AIM OF THE TASK: Repeat the entire listing exactly as written.

STORED ROWS:
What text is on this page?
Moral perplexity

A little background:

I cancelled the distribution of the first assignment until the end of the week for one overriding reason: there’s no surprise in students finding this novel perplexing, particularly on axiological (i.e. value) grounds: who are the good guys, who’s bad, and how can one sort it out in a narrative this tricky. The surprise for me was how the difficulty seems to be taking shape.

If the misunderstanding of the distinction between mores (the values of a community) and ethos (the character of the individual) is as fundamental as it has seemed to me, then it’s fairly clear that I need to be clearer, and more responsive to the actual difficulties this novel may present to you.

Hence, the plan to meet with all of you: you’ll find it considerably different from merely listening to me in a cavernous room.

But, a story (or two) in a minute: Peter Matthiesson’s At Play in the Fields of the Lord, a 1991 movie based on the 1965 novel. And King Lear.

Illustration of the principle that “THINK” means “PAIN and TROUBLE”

RESULT FOR THIS EXERCISE:
What text is on this page?
Moral perplexity

A little background:

I cancelled the distribution of the first assignment until the end of the week for one overriding reason: there’s no surprise in students finding this novel perplexing, particularly on axiological (i.e. value) grounds: who are the good guys, who’s bad, and how can one sort it out in a narrative this tricky. The surprise for me was how the difficulty seems to be taking shape.

If the misunderstanding of the distinction between mores (the values of a community) and ethos (the character of the individual) is as fundamental as it has seemed to me, then it’s fairly clear that I need to be clearer, and more responsive to the actual difficulties this novel may present to you.

Hence, the plan to meet with all of you: you’ll find it considerably different from merely listening to me in a cavernous room.

But, a story (or two) in a minute: Peter Matthiesson’s At Play in the Fields of the Lord, a 1991 movie based on the 1965 novel. And King Lear.

Illustration of the principle that “THINK” means “PAIN and TROUBLE”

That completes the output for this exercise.